Records that describe figures
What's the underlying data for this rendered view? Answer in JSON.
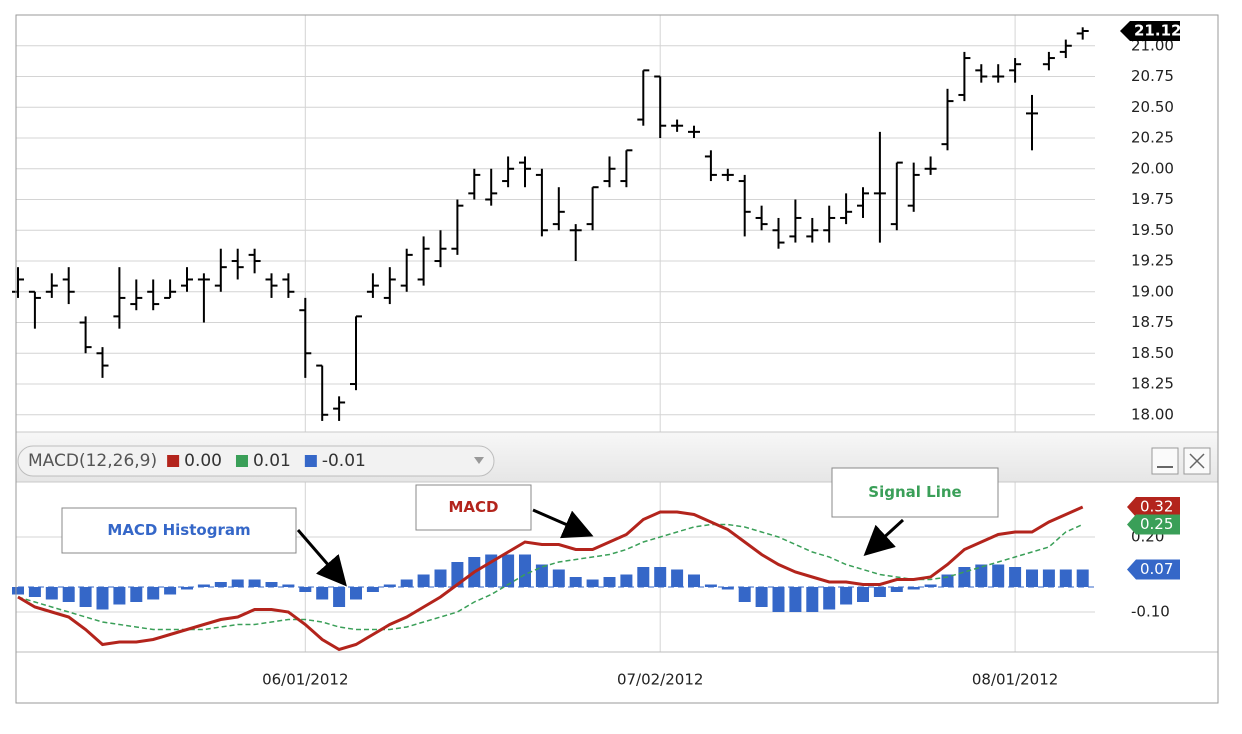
{
  "chart_data": [
    {
      "type": "ohlc",
      "color": "#000000",
      "grid": true,
      "ylim": [
        17.86,
        21.25
      ],
      "yticks": [
        {
          "value": 18,
          "label": "18.00"
        },
        {
          "value": 18.25,
          "label": "18.25"
        },
        {
          "value": 18.5,
          "label": "18.50"
        },
        {
          "value": 18.75,
          "label": "18.75"
        },
        {
          "value": 19,
          "label": "19.00"
        },
        {
          "value": 19.25,
          "label": "19.25"
        },
        {
          "value": 19.5,
          "label": "19.50"
        },
        {
          "value": 19.75,
          "label": "19.75"
        },
        {
          "value": 20,
          "label": "20.00"
        },
        {
          "value": 20.25,
          "label": "20.25"
        },
        {
          "value": 20.5,
          "label": "20.50"
        },
        {
          "value": 20.75,
          "label": "20.75"
        },
        {
          "value": 21,
          "label": "21.00"
        }
      ],
      "open": [
        19.0,
        19.0,
        19.0,
        19.1,
        18.75,
        18.5,
        18.8,
        18.9,
        19.0,
        18.95,
        19.05,
        19.1,
        19.05,
        19.25,
        19.3,
        19.1,
        19.1,
        18.85,
        18.4,
        18.05,
        18.25,
        19.0,
        18.95,
        19.05,
        19.1,
        19.25,
        19.35,
        19.8,
        19.75,
        19.9,
        20.05,
        19.95,
        19.55,
        19.5,
        19.55,
        19.9,
        19.9,
        20.4,
        20.75,
        20.35,
        20.3,
        20.1,
        19.95,
        19.9,
        19.6,
        19.5,
        19.45,
        19.45,
        19.5,
        19.6,
        19.7,
        19.8,
        19.55,
        19.7,
        20.0,
        20.2,
        20.6,
        20.8,
        20.75,
        20.8,
        20.45,
        20.85,
        20.95,
        21.1
      ],
      "high": [
        19.2,
        19.0,
        19.15,
        19.2,
        18.8,
        18.55,
        19.2,
        19.1,
        19.1,
        19.1,
        19.2,
        19.15,
        19.35,
        19.35,
        19.35,
        19.15,
        19.15,
        18.95,
        18.4,
        18.15,
        18.8,
        19.15,
        19.2,
        19.35,
        19.45,
        19.5,
        19.75,
        20.0,
        20.0,
        20.1,
        20.1,
        20.0,
        19.85,
        19.55,
        19.85,
        20.1,
        20.15,
        20.8,
        20.75,
        20.4,
        20.35,
        20.15,
        20.0,
        19.95,
        19.7,
        19.6,
        19.75,
        19.6,
        19.7,
        19.8,
        19.85,
        20.3,
        20.05,
        20.05,
        20.1,
        20.65,
        20.95,
        20.85,
        20.85,
        20.9,
        20.6,
        20.95,
        21.05,
        21.15
      ],
      "low": [
        18.95,
        18.7,
        18.95,
        18.9,
        18.5,
        18.3,
        18.7,
        18.85,
        18.85,
        18.95,
        19.0,
        18.75,
        19.0,
        19.1,
        19.15,
        18.95,
        18.95,
        18.3,
        17.95,
        17.95,
        18.2,
        18.95,
        18.9,
        19.0,
        19.05,
        19.2,
        19.3,
        19.75,
        19.7,
        19.85,
        19.85,
        19.45,
        19.5,
        19.25,
        19.5,
        19.85,
        19.85,
        20.35,
        20.25,
        20.3,
        20.25,
        19.9,
        19.9,
        19.45,
        19.5,
        19.35,
        19.4,
        19.4,
        19.4,
        19.55,
        19.6,
        19.4,
        19.5,
        19.65,
        19.95,
        20.15,
        20.55,
        20.7,
        20.7,
        20.7,
        20.15,
        20.8,
        20.9,
        21.05
      ],
      "close": [
        19.1,
        18.95,
        19.05,
        19.0,
        18.55,
        18.4,
        18.95,
        18.95,
        18.9,
        19.0,
        19.1,
        19.1,
        19.2,
        19.2,
        19.25,
        19.05,
        19.0,
        18.5,
        18.0,
        18.1,
        18.8,
        19.05,
        19.1,
        19.3,
        19.35,
        19.35,
        19.7,
        19.95,
        19.8,
        20.0,
        20.0,
        19.5,
        19.65,
        19.5,
        19.85,
        20.0,
        20.15,
        20.8,
        20.35,
        20.35,
        20.3,
        19.95,
        19.95,
        19.65,
        19.55,
        19.4,
        19.6,
        19.5,
        19.6,
        19.65,
        19.8,
        19.8,
        20.05,
        19.95,
        20.0,
        20.55,
        20.9,
        20.75,
        20.75,
        20.85,
        20.45,
        20.9,
        21.0,
        21.12
      ]
    },
    {
      "type": "macd",
      "title": "MACD(12,26,9)",
      "grid": true,
      "ylim": [
        -0.26,
        0.42
      ],
      "yticks": [
        {
          "value": 0.2,
          "label": "0.20"
        },
        {
          "value": -0.1,
          "label": "-0.10"
        }
      ],
      "categories": [
        null,
        null,
        null,
        null,
        null,
        null,
        null,
        null,
        null,
        null,
        null,
        null,
        null,
        null,
        null,
        null,
        null,
        "06/01/2012",
        null,
        null,
        null,
        null,
        null,
        null,
        null,
        null,
        null,
        null,
        null,
        null,
        null,
        null,
        null,
        null,
        null,
        null,
        null,
        null,
        "07/02/2012",
        null,
        null,
        null,
        null,
        null,
        null,
        null,
        null,
        null,
        null,
        null,
        null,
        null,
        null,
        null,
        null,
        null,
        null,
        null,
        null,
        "08/01/2012",
        null,
        null,
        null,
        null
      ],
      "series": [
        {
          "name": "MACD",
          "color": "#b3241c",
          "style": "solid",
          "header_value": {
            "value": 0,
            "label": "0.00"
          },
          "values": [
            -0.04,
            -0.08,
            -0.1,
            -0.12,
            -0.17,
            -0.23,
            -0.22,
            -0.22,
            -0.21,
            -0.19,
            -0.17,
            -0.15,
            -0.13,
            -0.12,
            -0.09,
            -0.09,
            -0.1,
            -0.15,
            -0.21,
            -0.25,
            -0.23,
            -0.19,
            -0.15,
            -0.12,
            -0.08,
            -0.04,
            0.01,
            0.06,
            0.1,
            0.14,
            0.18,
            0.17,
            0.17,
            0.15,
            0.15,
            0.18,
            0.21,
            0.27,
            0.3,
            0.3,
            0.29,
            0.26,
            0.23,
            0.18,
            0.13,
            0.09,
            0.06,
            0.04,
            0.02,
            0.02,
            0.01,
            0.01,
            0.03,
            0.03,
            0.04,
            0.09,
            0.15,
            0.18,
            0.21,
            0.22,
            0.22,
            0.26,
            0.29,
            0.32
          ]
        },
        {
          "name": "Signal Line",
          "color": "#3a9f58",
          "style": "dashed",
          "header_value": {
            "value": 0.01,
            "label": "0.01"
          },
          "values": [
            -0.04,
            -0.06,
            -0.08,
            -0.1,
            -0.12,
            -0.14,
            -0.15,
            -0.16,
            -0.17,
            -0.17,
            -0.17,
            -0.17,
            -0.16,
            -0.15,
            -0.15,
            -0.14,
            -0.13,
            -0.13,
            -0.14,
            -0.16,
            -0.17,
            -0.17,
            -0.17,
            -0.16,
            -0.14,
            -0.12,
            -0.1,
            -0.06,
            -0.03,
            0.01,
            0.05,
            0.08,
            0.1,
            0.11,
            0.12,
            0.13,
            0.15,
            0.18,
            0.2,
            0.22,
            0.24,
            0.25,
            0.25,
            0.24,
            0.22,
            0.2,
            0.17,
            0.14,
            0.12,
            0.09,
            0.07,
            0.05,
            0.04,
            0.03,
            0.03,
            0.04,
            0.06,
            0.08,
            0.1,
            0.12,
            0.14,
            0.16,
            0.22,
            0.25
          ]
        },
        {
          "name": "MACD Histogram",
          "color": "#3567c8",
          "style": "bar",
          "header_value": {
            "value": -0.01,
            "label": "-0.01"
          },
          "values": [
            -0.03,
            -0.04,
            -0.05,
            -0.06,
            -0.08,
            -0.09,
            -0.07,
            -0.06,
            -0.05,
            -0.03,
            -0.01,
            0.01,
            0.02,
            0.03,
            0.03,
            0.02,
            0.01,
            -0.02,
            -0.05,
            -0.08,
            -0.05,
            -0.02,
            0.01,
            0.03,
            0.05,
            0.07,
            0.1,
            0.12,
            0.13,
            0.13,
            0.13,
            0.09,
            0.07,
            0.04,
            0.03,
            0.04,
            0.05,
            0.08,
            0.08,
            0.07,
            0.05,
            0.01,
            -0.01,
            -0.06,
            -0.08,
            -0.1,
            -0.1,
            -0.1,
            -0.09,
            -0.07,
            -0.06,
            -0.04,
            -0.02,
            -0.01,
            0.01,
            0.05,
            0.08,
            0.09,
            0.09,
            0.08,
            0.07,
            0.07,
            0.07,
            0.07
          ]
        }
      ]
    }
  ]
}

### [Do this]
State the number of lines holding the word "name" in the listing. Add nothing else.

### [Written solution]
3